Storz e i suoi colleghi avevano scoperto per caso il primo roditore mummificato sulla cima del Volcán Salín qualche anno fa, durante una scalata che concludeva una breve spedizione sulle Ande. Già il semplice fatto che il corpo si fosse essiccato sul bordo di un mucchio di rocce, non venendo predato, può essere considerato un chiaro indizio di come ci fossero poche altre specie nei paraggi, per via dell'inospitalità dell'area. «Gli alpinisti ben allenati possono tollerare altezze così estreme, povere di ossigeno, per qualche giorno durante le scalate, ma il fatto che i topi vivano effettivamente tutta la loro vita a queste altitudini dimostra che abbiamo sottovalutato le capacità di questi piccoli mammiferi», ha commentato lo scienziato.
Il luogo del ritrovamento era, inoltre, davvero difficile da raggiungere. Gli esperti hanno dovuto compiere un lungo viaggio durato vari giorni, prima di raggiungere la quota in cui si trovavano le cime dei vulcani in un ambiente semi-desertico, povero di risorse e dove anche specie animali solitamente presenti in montagna, come i rapaci, sono rarissime. Dopo aver però individuato il primo individuo, Storz e i suoi compagni di cordata sono saliti ulteriormente, andando oltre i 6.000 metri sul livello del mare e trovando altre sette mummie adagiate sulle rocce.
In totale, hanno così ottenuto 13 topi mummificati ritrovati sulle cime dei vulcani, più numerosi altri resti scheletrici appartenuti ad altri individuo morti anche diversi decenni prima, con l'esemplare più vecchio che secondo le indagini al radiocarbonio risaliva addirittura a oltre 350 anni fa.

_Da fare_
1. Aggiorna il passo del testo sui topi mummificati da "Il luogo del" a "adagiate sulle rocce.", mettendo "condor" al posto di "rapaci".
2. Scrivi il seguito del testo sui topi mummificati del Volcán Salín, partendo dopo la sua ultima frase.

_Materiale mostrato_

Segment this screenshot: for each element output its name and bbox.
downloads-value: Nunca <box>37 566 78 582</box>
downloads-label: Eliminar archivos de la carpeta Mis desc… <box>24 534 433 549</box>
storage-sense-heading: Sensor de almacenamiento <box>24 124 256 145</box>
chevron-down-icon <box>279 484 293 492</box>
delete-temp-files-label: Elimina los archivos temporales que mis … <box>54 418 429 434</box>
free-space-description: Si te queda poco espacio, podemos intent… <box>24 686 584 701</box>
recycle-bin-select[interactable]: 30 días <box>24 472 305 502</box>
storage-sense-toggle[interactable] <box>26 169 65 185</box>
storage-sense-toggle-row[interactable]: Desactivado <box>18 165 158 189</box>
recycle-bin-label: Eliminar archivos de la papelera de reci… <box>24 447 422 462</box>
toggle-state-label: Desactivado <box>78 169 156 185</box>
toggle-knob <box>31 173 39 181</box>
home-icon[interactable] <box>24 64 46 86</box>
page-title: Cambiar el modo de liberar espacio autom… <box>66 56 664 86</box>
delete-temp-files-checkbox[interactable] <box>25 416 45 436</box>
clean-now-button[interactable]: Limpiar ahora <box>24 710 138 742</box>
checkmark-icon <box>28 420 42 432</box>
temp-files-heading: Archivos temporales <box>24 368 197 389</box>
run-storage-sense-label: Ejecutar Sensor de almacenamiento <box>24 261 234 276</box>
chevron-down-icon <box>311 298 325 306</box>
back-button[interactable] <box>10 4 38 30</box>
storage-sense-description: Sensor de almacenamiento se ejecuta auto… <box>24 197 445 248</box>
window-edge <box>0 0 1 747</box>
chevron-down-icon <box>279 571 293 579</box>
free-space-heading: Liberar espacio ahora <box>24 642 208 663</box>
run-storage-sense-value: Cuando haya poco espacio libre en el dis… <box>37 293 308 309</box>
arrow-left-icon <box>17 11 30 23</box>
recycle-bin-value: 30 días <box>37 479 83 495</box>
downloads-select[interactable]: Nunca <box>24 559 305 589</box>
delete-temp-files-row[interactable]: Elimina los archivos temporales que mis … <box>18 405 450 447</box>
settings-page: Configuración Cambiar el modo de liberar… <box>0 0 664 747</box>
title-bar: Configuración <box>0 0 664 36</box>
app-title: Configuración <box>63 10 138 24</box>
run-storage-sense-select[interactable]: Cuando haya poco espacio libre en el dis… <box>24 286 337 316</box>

_Risposte scritte_
1.
Il luogo del ritrovamento era, inoltre, davvero difficile da raggiungere. Gli esperti hanno dovuto compiere un lungo viaggio durato vari giorni, prima di raggiungere la quota in cui si trovavano le cime dei vulcani in un ambiente semi-desertico, povero di risorse e dove anche specie animali solitamente presenti in montagna, come i condor, sono rarissime. Dopo aver però individuato il primo individuo, Storz e i suoi compagni di cordata sono saliti ulteriormente, andando oltre i 6.000 metri sul livello del mare e trovando altre sette mummie adagiate sulle rocce.

2.
Fino a questo momento nessun scienziato sospettava che i roditori potessero sopravvivere a quote così elevate, in particolare la specie che è stata trovata da Storz, conosciuta fino a questo momento per essere tipica degli ecosistemi basali che si trovano alle pendici delle Ande. Il suo nome è un topo dalle orecchie a foglia (Phyllotis vaccarum), roditore appartenente alla famiglia Cricetidae e endemico delle Ande.
Questa scoperta è ovviamente destinata a cambiare completamente le conoscenze acquisite sugli ecosistemi andini e sulle capacità fisiche di questi piccoli mammiferi, in grado quindi di colonizzare anche le aree più impervie e difficili del Pianeta. Tra le domande che si sono sollevate tra i naturalisti ce sono però alcune che riguardano anche l'esplorazione spaziale. Come hanno fatto queste popolazioni di mammiferi a sopravvivere in un luogo così povero di risorse e costantemente a condizioni così estreme? Come hanno fatto, inoltre, a crescere la prole quando l'aria respirabile a quelle quote contiene circa la metà dell’ossigeno presente invece al livello del mare e si è esposti a una concentrazione molto alta di radiazioni?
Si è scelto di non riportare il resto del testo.